Start Information supplied
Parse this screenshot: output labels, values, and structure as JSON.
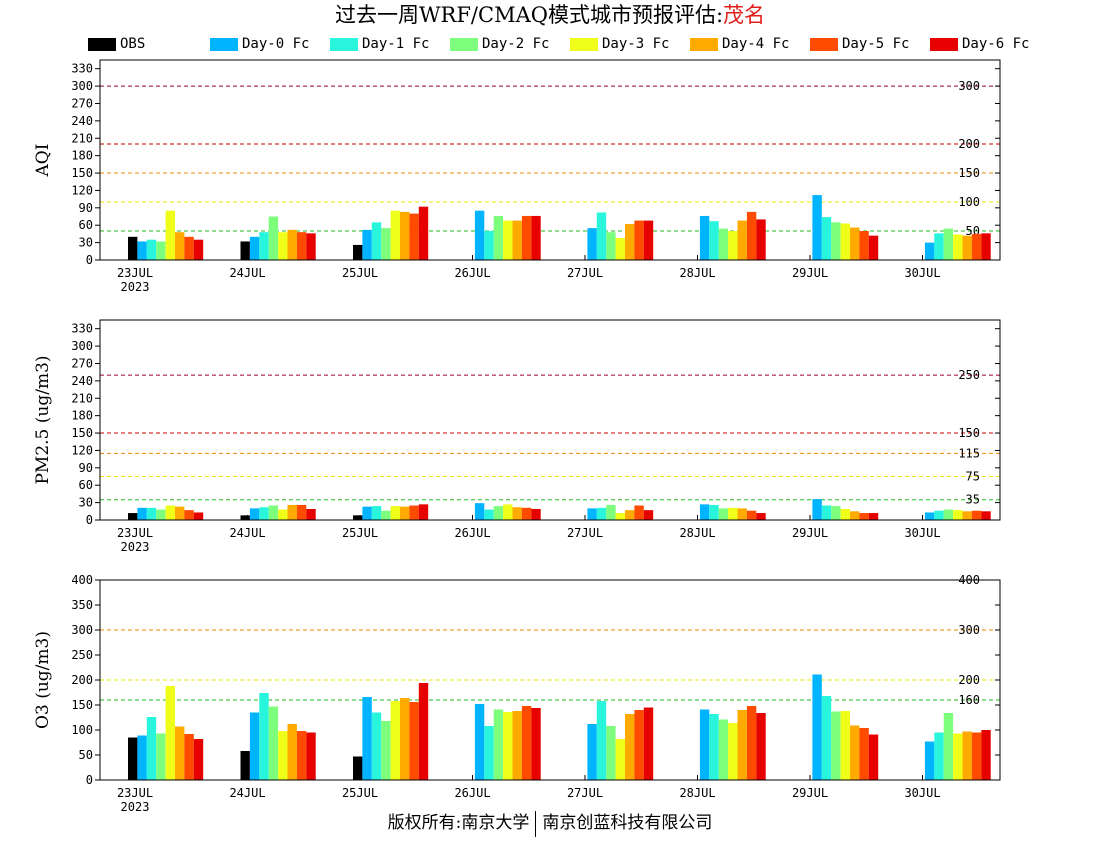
{
  "title": {
    "prefix": "过去一周WRF/CMAQ模式城市预报评估:",
    "city": "茂名"
  },
  "footer": {
    "left": "版权所有:南京大学",
    "right": "南京创蓝科技有限公司"
  },
  "series_colors": {
    "OBS": "#000000",
    "Day-0 Fc": "#00b4ff",
    "Day-1 Fc": "#29f5dc",
    "Day-2 Fc": "#7dff7d",
    "Day-3 Fc": "#f0ff1a",
    "Day-4 Fc": "#ffaa00",
    "Day-5 Fc": "#ff4b00",
    "Day-6 Fc": "#e60000"
  },
  "chart_data": [
    {
      "type": "bar",
      "ylabel": "AQI",
      "ylim": [
        0,
        345
      ],
      "yticks": [
        0,
        30,
        60,
        90,
        120,
        150,
        180,
        210,
        240,
        270,
        300,
        330
      ],
      "categories": [
        "23JUL",
        "24JUL",
        "25JUL",
        "26JUL",
        "27JUL",
        "28JUL",
        "29JUL",
        "30JUL"
      ],
      "first_category_year": "2023",
      "thresholds": [
        {
          "value": 50,
          "label": "50",
          "color": "#22bb22"
        },
        {
          "value": 100,
          "label": "100",
          "color": "#e8e800"
        },
        {
          "value": 150,
          "label": "150",
          "color": "#ee8800"
        },
        {
          "value": 200,
          "label": "200",
          "color": "#cc0000"
        },
        {
          "value": 300,
          "label": "300",
          "color": "#990033"
        }
      ],
      "series": [
        {
          "name": "OBS",
          "values": [
            40,
            32,
            26,
            null,
            null,
            null,
            null,
            null
          ]
        },
        {
          "name": "Day-0 Fc",
          "values": [
            32,
            40,
            52,
            85,
            55,
            76,
            112,
            30
          ]
        },
        {
          "name": "Day-1 Fc",
          "values": [
            35,
            48,
            65,
            50,
            82,
            67,
            74,
            46
          ]
        },
        {
          "name": "Day-2 Fc",
          "values": [
            32,
            75,
            55,
            76,
            48,
            54,
            65,
            54
          ]
        },
        {
          "name": "Day-3 Fc",
          "values": [
            85,
            48,
            85,
            68,
            38,
            50,
            63,
            44
          ]
        },
        {
          "name": "Day-4 Fc",
          "values": [
            48,
            52,
            83,
            68,
            62,
            68,
            56,
            42
          ]
        },
        {
          "name": "Day-5 Fc",
          "values": [
            40,
            48,
            80,
            76,
            68,
            83,
            50,
            45
          ]
        },
        {
          "name": "Day-6 Fc",
          "values": [
            35,
            46,
            92,
            76,
            68,
            70,
            42,
            46
          ]
        }
      ]
    },
    {
      "type": "bar",
      "ylabel": "PM2.5 (ug/m3)",
      "ylim": [
        0,
        345
      ],
      "yticks": [
        0,
        30,
        60,
        90,
        120,
        150,
        180,
        210,
        240,
        270,
        300,
        330
      ],
      "categories": [
        "23JUL",
        "24JUL",
        "25JUL",
        "26JUL",
        "27JUL",
        "28JUL",
        "29JUL",
        "30JUL"
      ],
      "first_category_year": "2023",
      "thresholds": [
        {
          "value": 35,
          "label": "35",
          "color": "#22bb22"
        },
        {
          "value": 75,
          "label": "75",
          "color": "#e8e800"
        },
        {
          "value": 115,
          "label": "115",
          "color": "#ee8800"
        },
        {
          "value": 150,
          "label": "150",
          "color": "#cc0000"
        },
        {
          "value": 250,
          "label": "250",
          "color": "#990033"
        }
      ],
      "series": [
        {
          "name": "OBS",
          "values": [
            12,
            8,
            8,
            null,
            null,
            null,
            null,
            null
          ]
        },
        {
          "name": "Day-0 Fc",
          "values": [
            21,
            20,
            23,
            29,
            20,
            27,
            36,
            13
          ]
        },
        {
          "name": "Day-1 Fc",
          "values": [
            21,
            22,
            24,
            18,
            21,
            26,
            25,
            16
          ]
        },
        {
          "name": "Day-2 Fc",
          "values": [
            18,
            25,
            16,
            24,
            26,
            20,
            24,
            18
          ]
        },
        {
          "name": "Day-3 Fc",
          "values": [
            25,
            18,
            24,
            27,
            12,
            21,
            19,
            17
          ]
        },
        {
          "name": "Day-4 Fc",
          "values": [
            23,
            26,
            23,
            22,
            17,
            20,
            15,
            15
          ]
        },
        {
          "name": "Day-5 Fc",
          "values": [
            17,
            26,
            25,
            21,
            25,
            16,
            12,
            16
          ]
        },
        {
          "name": "Day-6 Fc",
          "values": [
            13,
            19,
            27,
            19,
            17,
            12,
            12,
            15
          ]
        }
      ]
    },
    {
      "type": "bar",
      "ylabel": "O3 (ug/m3)",
      "ylim": [
        0,
        400
      ],
      "yticks": [
        0,
        50,
        100,
        150,
        200,
        250,
        300,
        350,
        400
      ],
      "categories": [
        "23JUL",
        "24JUL",
        "25JUL",
        "26JUL",
        "27JUL",
        "28JUL",
        "29JUL",
        "30JUL"
      ],
      "first_category_year": "2023",
      "thresholds": [
        {
          "value": 160,
          "label": "160",
          "color": "#22bb22"
        },
        {
          "value": 200,
          "label": "200",
          "color": "#e8e800"
        },
        {
          "value": 300,
          "label": "300",
          "color": "#ee8800"
        },
        {
          "value": 400,
          "label": "400",
          "color": "#cc0000"
        }
      ],
      "series": [
        {
          "name": "OBS",
          "values": [
            85,
            58,
            47,
            null,
            null,
            null,
            null,
            null
          ]
        },
        {
          "name": "Day-0 Fc",
          "values": [
            89,
            135,
            166,
            152,
            112,
            141,
            211,
            77
          ]
        },
        {
          "name": "Day-1 Fc",
          "values": [
            126,
            174,
            135,
            108,
            158,
            132,
            168,
            95
          ]
        },
        {
          "name": "Day-2 Fc",
          "values": [
            93,
            147,
            118,
            141,
            108,
            121,
            137,
            134
          ]
        },
        {
          "name": "Day-3 Fc",
          "values": [
            188,
            98,
            158,
            136,
            82,
            114,
            138,
            93
          ]
        },
        {
          "name": "Day-4 Fc",
          "values": [
            107,
            112,
            164,
            138,
            132,
            140,
            109,
            97
          ]
        },
        {
          "name": "Day-5 Fc",
          "values": [
            92,
            98,
            156,
            148,
            140,
            148,
            104,
            95
          ]
        },
        {
          "name": "Day-6 Fc",
          "values": [
            82,
            95,
            194,
            144,
            145,
            134,
            91,
            100
          ]
        }
      ]
    }
  ]
}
End Information supplied
The request: Nothing but the pictures may be dropped; output the records above exactly.

Solution to the problem:
Parse this screenshot: output labels, values, and structure as JSON.
{
  "title": {
    "prefix": "过去一周WRF/CMAQ模式城市预报评估:",
    "city": "茂名"
  },
  "footer": {
    "left": "版权所有:南京大学",
    "right": "南京创蓝科技有限公司"
  },
  "series_colors": {
    "OBS": "#000000",
    "Day-0 Fc": "#00b4ff",
    "Day-1 Fc": "#29f5dc",
    "Day-2 Fc": "#7dff7d",
    "Day-3 Fc": "#f0ff1a",
    "Day-4 Fc": "#ffaa00",
    "Day-5 Fc": "#ff4b00",
    "Day-6 Fc": "#e60000"
  },
  "chart_data": [
    {
      "type": "bar",
      "ylabel": "AQI",
      "ylim": [
        0,
        345
      ],
      "yticks": [
        0,
        30,
        60,
        90,
        120,
        150,
        180,
        210,
        240,
        270,
        300,
        330
      ],
      "categories": [
        "23JUL",
        "24JUL",
        "25JUL",
        "26JUL",
        "27JUL",
        "28JUL",
        "29JUL",
        "30JUL"
      ],
      "first_category_year": "2023",
      "thresholds": [
        {
          "value": 50,
          "label": "50",
          "color": "#22bb22"
        },
        {
          "value": 100,
          "label": "100",
          "color": "#e8e800"
        },
        {
          "value": 150,
          "label": "150",
          "color": "#ee8800"
        },
        {
          "value": 200,
          "label": "200",
          "color": "#cc0000"
        },
        {
          "value": 300,
          "label": "300",
          "color": "#990033"
        }
      ],
      "series": [
        {
          "name": "OBS",
          "values": [
            40,
            32,
            26,
            null,
            null,
            null,
            null,
            null
          ]
        },
        {
          "name": "Day-0 Fc",
          "values": [
            32,
            40,
            52,
            85,
            55,
            76,
            112,
            30
          ]
        },
        {
          "name": "Day-1 Fc",
          "values": [
            35,
            48,
            65,
            50,
            82,
            67,
            74,
            46
          ]
        },
        {
          "name": "Day-2 Fc",
          "values": [
            32,
            75,
            55,
            76,
            48,
            54,
            65,
            54
          ]
        },
        {
          "name": "Day-3 Fc",
          "values": [
            85,
            48,
            85,
            68,
            38,
            50,
            63,
            44
          ]
        },
        {
          "name": "Day-4 Fc",
          "values": [
            48,
            52,
            83,
            68,
            62,
            68,
            56,
            42
          ]
        },
        {
          "name": "Day-5 Fc",
          "values": [
            40,
            48,
            80,
            76,
            68,
            83,
            50,
            45
          ]
        },
        {
          "name": "Day-6 Fc",
          "values": [
            35,
            46,
            92,
            76,
            68,
            70,
            42,
            46
          ]
        }
      ]
    },
    {
      "type": "bar",
      "ylabel": "PM2.5 (ug/m3)",
      "ylim": [
        0,
        345
      ],
      "yticks": [
        0,
        30,
        60,
        90,
        120,
        150,
        180,
        210,
        240,
        270,
        300,
        330
      ],
      "categories": [
        "23JUL",
        "24JUL",
        "25JUL",
        "26JUL",
        "27JUL",
        "28JUL",
        "29JUL",
        "30JUL"
      ],
      "first_category_year": "2023",
      "thresholds": [
        {
          "value": 35,
          "label": "35",
          "color": "#22bb22"
        },
        {
          "value": 75,
          "label": "75",
          "color": "#e8e800"
        },
        {
          "value": 115,
          "label": "115",
          "color": "#ee8800"
        },
        {
          "value": 150,
          "label": "150",
          "color": "#cc0000"
        },
        {
          "value": 250,
          "label": "250",
          "color": "#990033"
        }
      ],
      "series": [
        {
          "name": "OBS",
          "values": [
            12,
            8,
            8,
            null,
            null,
            null,
            null,
            null
          ]
        },
        {
          "name": "Day-0 Fc",
          "values": [
            21,
            20,
            23,
            29,
            20,
            27,
            36,
            13
          ]
        },
        {
          "name": "Day-1 Fc",
          "values": [
            21,
            22,
            24,
            18,
            21,
            26,
            25,
            16
          ]
        },
        {
          "name": "Day-2 Fc",
          "values": [
            18,
            25,
            16,
            24,
            26,
            20,
            24,
            18
          ]
        },
        {
          "name": "Day-3 Fc",
          "values": [
            25,
            18,
            24,
            27,
            12,
            21,
            19,
            17
          ]
        },
        {
          "name": "Day-4 Fc",
          "values": [
            23,
            26,
            23,
            22,
            17,
            20,
            15,
            15
          ]
        },
        {
          "name": "Day-5 Fc",
          "values": [
            17,
            26,
            25,
            21,
            25,
            16,
            12,
            16
          ]
        },
        {
          "name": "Day-6 Fc",
          "values": [
            13,
            19,
            27,
            19,
            17,
            12,
            12,
            15
          ]
        }
      ]
    },
    {
      "type": "bar",
      "ylabel": "O3 (ug/m3)",
      "ylim": [
        0,
        400
      ],
      "yticks": [
        0,
        50,
        100,
        150,
        200,
        250,
        300,
        350,
        400
      ],
      "categories": [
        "23JUL",
        "24JUL",
        "25JUL",
        "26JUL",
        "27JUL",
        "28JUL",
        "29JUL",
        "30JUL"
      ],
      "first_category_year": "2023",
      "thresholds": [
        {
          "value": 160,
          "label": "160",
          "color": "#22bb22"
        },
        {
          "value": 200,
          "label": "200",
          "color": "#e8e800"
        },
        {
          "value": 300,
          "label": "300",
          "color": "#ee8800"
        },
        {
          "value": 400,
          "label": "400",
          "color": "#cc0000"
        }
      ],
      "series": [
        {
          "name": "OBS",
          "values": [
            85,
            58,
            47,
            null,
            null,
            null,
            null,
            null
          ]
        },
        {
          "name": "Day-0 Fc",
          "values": [
            89,
            135,
            166,
            152,
            112,
            141,
            211,
            77
          ]
        },
        {
          "name": "Day-1 Fc",
          "values": [
            126,
            174,
            135,
            108,
            158,
            132,
            168,
            95
          ]
        },
        {
          "name": "Day-2 Fc",
          "values": [
            93,
            147,
            118,
            141,
            108,
            121,
            137,
            134
          ]
        },
        {
          "name": "Day-3 Fc",
          "values": [
            188,
            98,
            158,
            136,
            82,
            114,
            138,
            93
          ]
        },
        {
          "name": "Day-4 Fc",
          "values": [
            107,
            112,
            164,
            138,
            132,
            140,
            109,
            97
          ]
        },
        {
          "name": "Day-5 Fc",
          "values": [
            92,
            98,
            156,
            148,
            140,
            148,
            104,
            95
          ]
        },
        {
          "name": "Day-6 Fc",
          "values": [
            82,
            95,
            194,
            144,
            145,
            134,
            91,
            100
          ]
        }
      ]
    }
  ]
}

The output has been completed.